- What is asked: Go through the entries below and collect each line with the string "background" in it.

(Collected data entries)
● ● ● ●

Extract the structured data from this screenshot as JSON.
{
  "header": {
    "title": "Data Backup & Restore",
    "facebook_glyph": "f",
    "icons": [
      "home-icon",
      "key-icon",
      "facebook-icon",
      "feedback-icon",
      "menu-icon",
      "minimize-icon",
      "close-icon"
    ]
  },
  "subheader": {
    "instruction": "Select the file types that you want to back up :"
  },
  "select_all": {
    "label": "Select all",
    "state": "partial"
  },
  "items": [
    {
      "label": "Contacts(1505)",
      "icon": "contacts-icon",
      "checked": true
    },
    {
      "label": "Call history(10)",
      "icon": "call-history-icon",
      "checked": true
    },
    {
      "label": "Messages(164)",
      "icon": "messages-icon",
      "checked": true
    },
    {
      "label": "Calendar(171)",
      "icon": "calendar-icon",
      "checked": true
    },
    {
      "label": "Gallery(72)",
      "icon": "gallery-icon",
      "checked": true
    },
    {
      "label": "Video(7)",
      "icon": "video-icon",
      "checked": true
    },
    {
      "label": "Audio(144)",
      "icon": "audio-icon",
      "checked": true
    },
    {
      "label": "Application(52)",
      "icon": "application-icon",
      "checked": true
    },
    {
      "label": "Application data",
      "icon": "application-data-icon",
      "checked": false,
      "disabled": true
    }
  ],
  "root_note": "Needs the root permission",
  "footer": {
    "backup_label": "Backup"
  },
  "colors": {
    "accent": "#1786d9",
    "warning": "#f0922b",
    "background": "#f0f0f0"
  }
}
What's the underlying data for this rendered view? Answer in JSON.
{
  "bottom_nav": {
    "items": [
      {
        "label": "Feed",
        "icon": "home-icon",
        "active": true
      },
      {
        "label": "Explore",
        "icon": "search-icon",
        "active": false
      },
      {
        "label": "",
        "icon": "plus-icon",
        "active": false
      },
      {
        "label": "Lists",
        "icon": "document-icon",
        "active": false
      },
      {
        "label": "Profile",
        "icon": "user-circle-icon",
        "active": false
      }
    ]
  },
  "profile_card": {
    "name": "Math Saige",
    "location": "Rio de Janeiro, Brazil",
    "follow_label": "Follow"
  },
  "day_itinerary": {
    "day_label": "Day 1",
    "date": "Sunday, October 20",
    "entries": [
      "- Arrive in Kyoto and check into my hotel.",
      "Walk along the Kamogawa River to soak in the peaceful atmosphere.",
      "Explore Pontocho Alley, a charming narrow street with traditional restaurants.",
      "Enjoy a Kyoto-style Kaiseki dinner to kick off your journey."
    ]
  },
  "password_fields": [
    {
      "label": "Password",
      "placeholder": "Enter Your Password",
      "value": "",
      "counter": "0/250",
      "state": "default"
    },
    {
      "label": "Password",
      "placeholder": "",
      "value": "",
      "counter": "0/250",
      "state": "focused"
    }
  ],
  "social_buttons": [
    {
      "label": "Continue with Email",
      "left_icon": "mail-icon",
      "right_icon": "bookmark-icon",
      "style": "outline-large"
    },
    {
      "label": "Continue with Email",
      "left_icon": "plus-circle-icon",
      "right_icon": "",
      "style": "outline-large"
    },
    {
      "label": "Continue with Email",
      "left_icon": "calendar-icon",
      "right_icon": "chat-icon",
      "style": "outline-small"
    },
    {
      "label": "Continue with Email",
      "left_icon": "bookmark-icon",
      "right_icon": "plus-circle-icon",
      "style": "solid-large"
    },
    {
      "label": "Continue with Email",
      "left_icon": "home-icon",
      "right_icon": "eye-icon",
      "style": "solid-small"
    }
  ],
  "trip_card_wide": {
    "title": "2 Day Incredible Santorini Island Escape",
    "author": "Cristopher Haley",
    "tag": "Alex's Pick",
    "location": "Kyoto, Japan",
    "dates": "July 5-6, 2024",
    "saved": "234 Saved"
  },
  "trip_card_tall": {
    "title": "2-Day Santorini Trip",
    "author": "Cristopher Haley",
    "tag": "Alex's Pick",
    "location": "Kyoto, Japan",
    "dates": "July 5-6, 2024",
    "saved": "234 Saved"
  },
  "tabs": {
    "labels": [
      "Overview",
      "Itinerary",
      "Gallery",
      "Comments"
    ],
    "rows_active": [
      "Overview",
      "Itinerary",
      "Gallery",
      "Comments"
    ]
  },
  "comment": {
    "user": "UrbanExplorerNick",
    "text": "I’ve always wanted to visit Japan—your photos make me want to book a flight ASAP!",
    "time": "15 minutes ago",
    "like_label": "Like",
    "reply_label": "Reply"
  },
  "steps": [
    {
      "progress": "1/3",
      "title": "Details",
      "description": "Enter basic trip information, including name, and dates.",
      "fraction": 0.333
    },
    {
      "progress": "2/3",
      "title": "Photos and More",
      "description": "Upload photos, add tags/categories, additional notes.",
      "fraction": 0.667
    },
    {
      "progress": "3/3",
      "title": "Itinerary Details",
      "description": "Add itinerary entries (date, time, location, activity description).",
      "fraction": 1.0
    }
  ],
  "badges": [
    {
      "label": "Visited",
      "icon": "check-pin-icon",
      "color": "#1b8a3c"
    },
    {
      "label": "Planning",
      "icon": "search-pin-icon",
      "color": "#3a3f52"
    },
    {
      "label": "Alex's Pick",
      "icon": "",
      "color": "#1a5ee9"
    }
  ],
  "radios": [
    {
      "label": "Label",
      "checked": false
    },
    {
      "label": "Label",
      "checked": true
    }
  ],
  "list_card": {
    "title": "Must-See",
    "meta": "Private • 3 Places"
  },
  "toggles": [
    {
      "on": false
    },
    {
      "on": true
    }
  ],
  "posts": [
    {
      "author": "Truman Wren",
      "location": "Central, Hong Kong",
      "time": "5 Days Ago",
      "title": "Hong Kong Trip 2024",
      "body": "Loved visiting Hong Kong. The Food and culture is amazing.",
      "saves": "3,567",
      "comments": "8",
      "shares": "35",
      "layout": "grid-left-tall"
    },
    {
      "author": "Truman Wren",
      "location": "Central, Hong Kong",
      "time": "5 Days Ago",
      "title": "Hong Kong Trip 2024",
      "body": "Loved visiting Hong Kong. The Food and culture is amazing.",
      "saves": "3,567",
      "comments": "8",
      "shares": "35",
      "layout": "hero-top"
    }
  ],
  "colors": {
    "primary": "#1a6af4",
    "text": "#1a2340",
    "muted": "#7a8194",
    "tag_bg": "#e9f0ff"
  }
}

● ● ● ●

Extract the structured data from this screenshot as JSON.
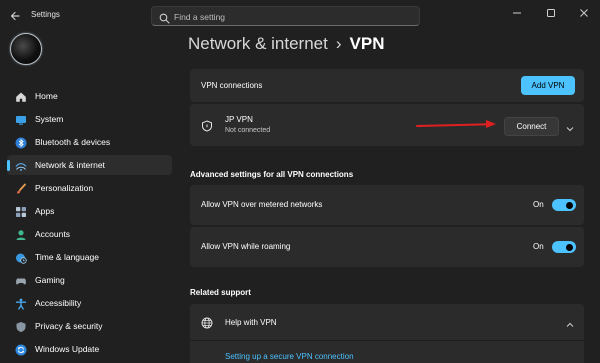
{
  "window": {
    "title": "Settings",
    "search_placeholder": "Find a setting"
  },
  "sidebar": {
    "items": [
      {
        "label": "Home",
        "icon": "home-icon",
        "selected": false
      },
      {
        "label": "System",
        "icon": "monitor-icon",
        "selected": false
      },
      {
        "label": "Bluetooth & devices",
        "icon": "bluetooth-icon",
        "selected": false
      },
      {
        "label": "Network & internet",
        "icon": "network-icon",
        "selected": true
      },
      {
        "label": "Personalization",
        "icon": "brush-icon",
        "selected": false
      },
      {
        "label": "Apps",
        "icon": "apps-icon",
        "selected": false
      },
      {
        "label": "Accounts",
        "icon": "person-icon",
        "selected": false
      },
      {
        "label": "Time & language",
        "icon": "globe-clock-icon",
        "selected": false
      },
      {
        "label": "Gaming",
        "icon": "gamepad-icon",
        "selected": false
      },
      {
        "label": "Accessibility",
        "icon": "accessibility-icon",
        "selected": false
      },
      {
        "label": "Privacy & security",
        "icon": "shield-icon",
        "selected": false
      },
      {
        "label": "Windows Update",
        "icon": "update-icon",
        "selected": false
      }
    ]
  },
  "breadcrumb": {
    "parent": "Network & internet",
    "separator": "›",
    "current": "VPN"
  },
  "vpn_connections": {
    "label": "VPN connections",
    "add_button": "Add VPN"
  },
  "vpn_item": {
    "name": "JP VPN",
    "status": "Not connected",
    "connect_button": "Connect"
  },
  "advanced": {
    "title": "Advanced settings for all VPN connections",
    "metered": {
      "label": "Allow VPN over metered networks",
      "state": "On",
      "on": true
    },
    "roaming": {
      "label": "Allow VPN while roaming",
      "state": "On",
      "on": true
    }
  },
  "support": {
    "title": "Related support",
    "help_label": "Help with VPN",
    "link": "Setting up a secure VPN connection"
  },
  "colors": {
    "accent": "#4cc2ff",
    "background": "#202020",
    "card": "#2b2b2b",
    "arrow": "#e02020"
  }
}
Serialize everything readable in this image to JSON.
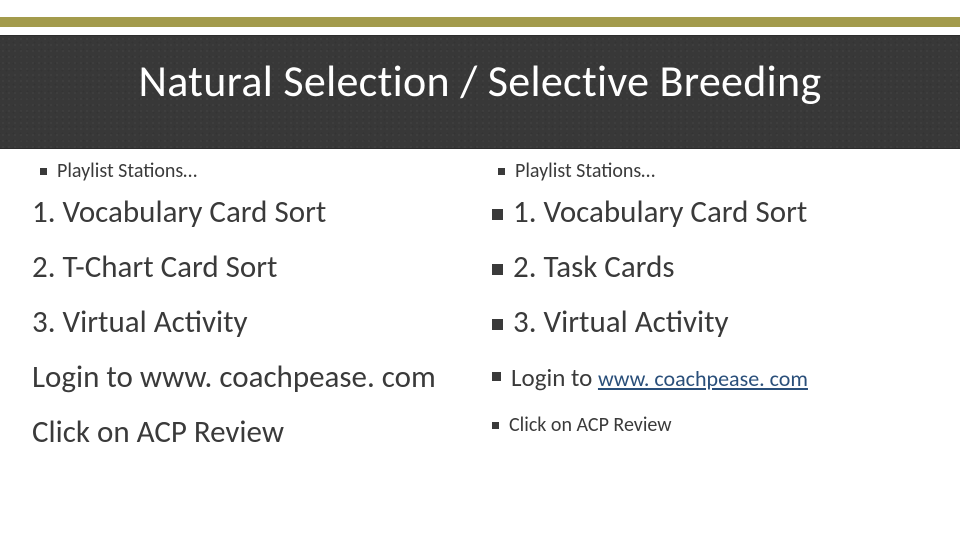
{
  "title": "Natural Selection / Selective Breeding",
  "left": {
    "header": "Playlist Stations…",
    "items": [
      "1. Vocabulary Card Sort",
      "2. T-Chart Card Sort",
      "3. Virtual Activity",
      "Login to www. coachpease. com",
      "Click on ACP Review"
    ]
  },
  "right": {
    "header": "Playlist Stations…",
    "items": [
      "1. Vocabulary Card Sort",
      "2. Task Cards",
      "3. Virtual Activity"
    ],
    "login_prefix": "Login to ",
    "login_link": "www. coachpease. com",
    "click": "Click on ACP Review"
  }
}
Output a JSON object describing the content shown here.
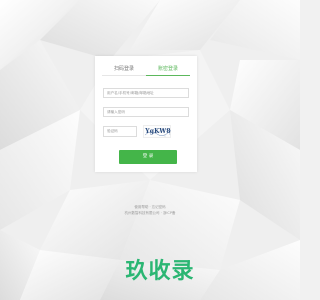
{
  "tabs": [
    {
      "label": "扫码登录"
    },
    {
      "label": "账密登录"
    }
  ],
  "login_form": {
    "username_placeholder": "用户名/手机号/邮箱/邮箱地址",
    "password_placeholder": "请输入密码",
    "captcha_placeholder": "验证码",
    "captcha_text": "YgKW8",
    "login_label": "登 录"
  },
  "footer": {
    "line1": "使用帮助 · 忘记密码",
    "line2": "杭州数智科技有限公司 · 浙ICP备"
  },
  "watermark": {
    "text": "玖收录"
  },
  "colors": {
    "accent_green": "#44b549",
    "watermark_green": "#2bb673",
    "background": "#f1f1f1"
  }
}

● ● ● ●

- Task answer:
    "background": "#f0f0f0"
    "background": "#202020",
    "background": "#f1f1f1"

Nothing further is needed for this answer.